— Start —

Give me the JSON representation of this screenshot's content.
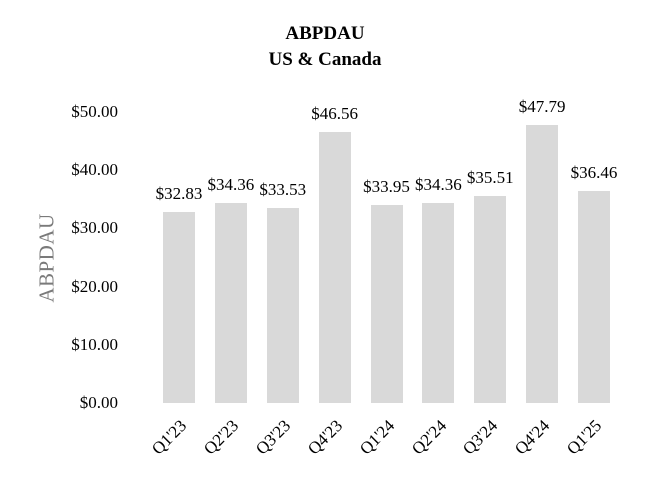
{
  "chart": {
    "title": "ABPDAU",
    "subtitle": "US & Canada",
    "y_axis_title": "ABPDAU",
    "colors": {
      "bar": "#d9d9d9",
      "axis_title_text": "#7a7a7a",
      "text": "#000000",
      "background": "#ffffff"
    }
  },
  "chart_data": {
    "type": "bar",
    "title": "ABPDAU",
    "subtitle": "US & Canada",
    "xlabel": "",
    "ylabel": "ABPDAU",
    "categories": [
      "Q1'23",
      "Q2'23",
      "Q3'23",
      "Q4'23",
      "Q1'24",
      "Q2'24",
      "Q3'24",
      "Q4'24",
      "Q1'25"
    ],
    "values": [
      32.83,
      34.36,
      33.53,
      46.56,
      33.95,
      34.36,
      35.51,
      47.79,
      36.46
    ],
    "data_labels": [
      "$32.83",
      "$34.36",
      "$33.53",
      "$46.56",
      "$33.95",
      "$34.36",
      "$35.51",
      "$47.79",
      "$36.46"
    ],
    "yticks": [
      {
        "value": 0,
        "label": "$0.00"
      },
      {
        "value": 10,
        "label": "$10.00"
      },
      {
        "value": 20,
        "label": "$20.00"
      },
      {
        "value": 30,
        "label": "$30.00"
      },
      {
        "value": 40,
        "label": "$40.00"
      },
      {
        "value": 50,
        "label": "$50.00"
      }
    ],
    "ylim": [
      0,
      50
    ],
    "grid": false,
    "legend": false,
    "bar_color": "#d9d9d9"
  }
}
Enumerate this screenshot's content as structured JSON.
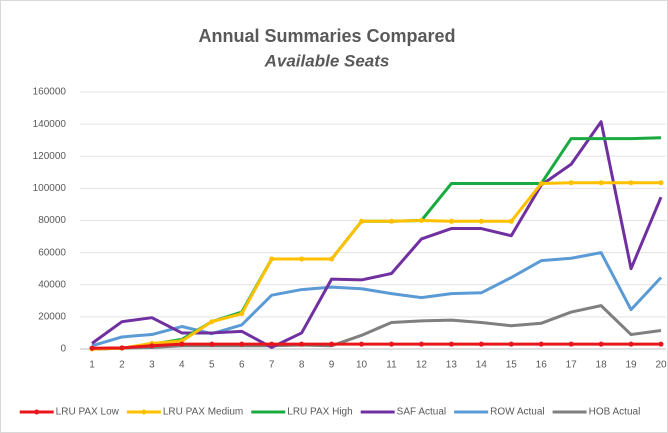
{
  "chart_data": {
    "type": "line",
    "title": "Annual Summaries Compared",
    "subtitle": "Available Seats",
    "categories": [
      "1",
      "2",
      "3",
      "4",
      "5",
      "6",
      "7",
      "8",
      "9",
      "10",
      "11",
      "12",
      "13",
      "14",
      "15",
      "16",
      "17",
      "18",
      "19",
      "20"
    ],
    "ylim": [
      0,
      160000
    ],
    "yticks": [
      0,
      20000,
      40000,
      60000,
      80000,
      100000,
      120000,
      140000,
      160000
    ],
    "grid": true,
    "legend": "bottom",
    "series": [
      {
        "name": "LRU PAX Low",
        "color": "#e8161b",
        "marker": true,
        "values": [
          500,
          700,
          2000,
          3000,
          3000,
          3000,
          3000,
          3000,
          3000,
          3000,
          3000,
          3000,
          3000,
          3000,
          3000,
          3000,
          3000,
          3000,
          3000,
          3000
        ]
      },
      {
        "name": "LRU PAX Medium",
        "color": "#ffc000",
        "marker": true,
        "values": [
          0,
          500,
          3500,
          5000,
          17000,
          22000,
          56000,
          56000,
          56000,
          79500,
          79500,
          80000,
          79500,
          79500,
          79500,
          103000,
          103500,
          103500,
          103500,
          103500
        ]
      },
      {
        "name": "LRU PAX High",
        "color": "#1aab40",
        "marker": false,
        "values": [
          0,
          500,
          3000,
          6000,
          17000,
          23000,
          56000,
          56000,
          56000,
          79500,
          79500,
          80000,
          103000,
          103000,
          103000,
          103000,
          131000,
          131000,
          131000,
          131500
        ]
      },
      {
        "name": "SAF Actual",
        "color": "#7030a0",
        "marker": false,
        "values": [
          3500,
          17000,
          19500,
          10000,
          10000,
          11000,
          1000,
          10000,
          43500,
          43000,
          47000,
          68500,
          75000,
          75000,
          70500,
          102000,
          115000,
          141500,
          50000,
          94500
        ]
      },
      {
        "name": "ROW Actual",
        "color": "#5b9bd5",
        "marker": false,
        "values": [
          2000,
          7500,
          9000,
          14000,
          9500,
          15000,
          33500,
          37000,
          38500,
          37500,
          34500,
          32000,
          34500,
          35000,
          44500,
          55000,
          56500,
          60000,
          24500,
          44500
        ]
      },
      {
        "name": "HOB Actual",
        "color": "#7f7f7f",
        "marker": false,
        "values": [
          0,
          500,
          1000,
          2000,
          2000,
          2000,
          2000,
          2500,
          2000,
          8500,
          16500,
          17500,
          18000,
          16500,
          14500,
          16000,
          23000,
          27000,
          9000,
          11500
        ]
      }
    ]
  }
}
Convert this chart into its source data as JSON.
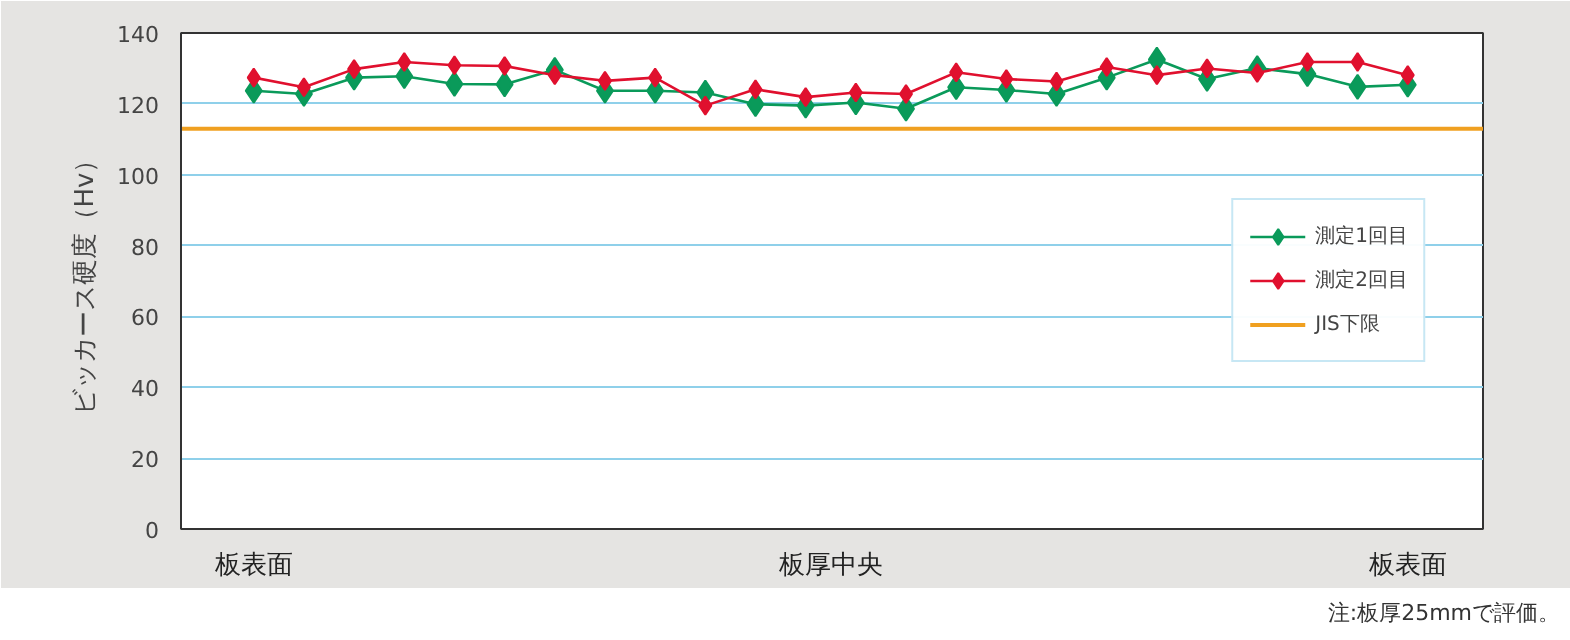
{
  "chart_data": {
    "type": "line",
    "ylabel": "ビッカース硬度（Hv）",
    "categories": [
      "板表面",
      null,
      null,
      null,
      null,
      null,
      null,
      null,
      null,
      null,
      null,
      null,
      null,
      null,
      null,
      null,
      null,
      null,
      null,
      null,
      null,
      null,
      null,
      "板表面"
    ],
    "ylim": [
      0,
      140
    ],
    "yticks": [
      0,
      20,
      40,
      60,
      80,
      100,
      120,
      140
    ],
    "series": [
      {
        "name": "測定1回目",
        "color": "#0a9a5a",
        "values": [
          123.7,
          122.8,
          127.4,
          127.8,
          125.6,
          125.5,
          129.6,
          123.7,
          123.7,
          123.2,
          119.9,
          119.5,
          120.4,
          118.6,
          124.7,
          123.9,
          122.8,
          127.4,
          132.5,
          127,
          130.1,
          128.4,
          124.8,
          125.4
        ]
      },
      {
        "name": "測定2回目",
        "color": "#e0102e",
        "values": [
          127.4,
          124.7,
          129.8,
          131.8,
          130.9,
          130.7,
          128.1,
          126.5,
          127.4,
          119.5,
          124.1,
          121.9,
          123.2,
          122.8,
          128.9,
          127,
          126.3,
          130.4,
          128.1,
          130,
          128.7,
          131.8,
          131.8,
          128.1
        ]
      }
    ],
    "ref_lines": [
      {
        "axis": "y",
        "value": 113,
        "label": "JIS下限",
        "color": "#f0a020"
      }
    ],
    "marker": "diamond",
    "grid": "y",
    "legend": "right",
    "annotations": [
      "板厚中央",
      "注:板厚25mmで評価。"
    ]
  }
}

— End —

→ **Problem description**: Search the preceding listing for "name" and extract every line where it is found.

→ **Answer in full**:
        "name": "LRU PAX Low",
        "name": "LRU PAX Medium",
        "name": "LRU PAX High",
        "name": "SAF Actual",
        "name": "ROW Actual",
        "name": "HOB Actual",
        "name": "測定1回目",
        "name": "測定2回目",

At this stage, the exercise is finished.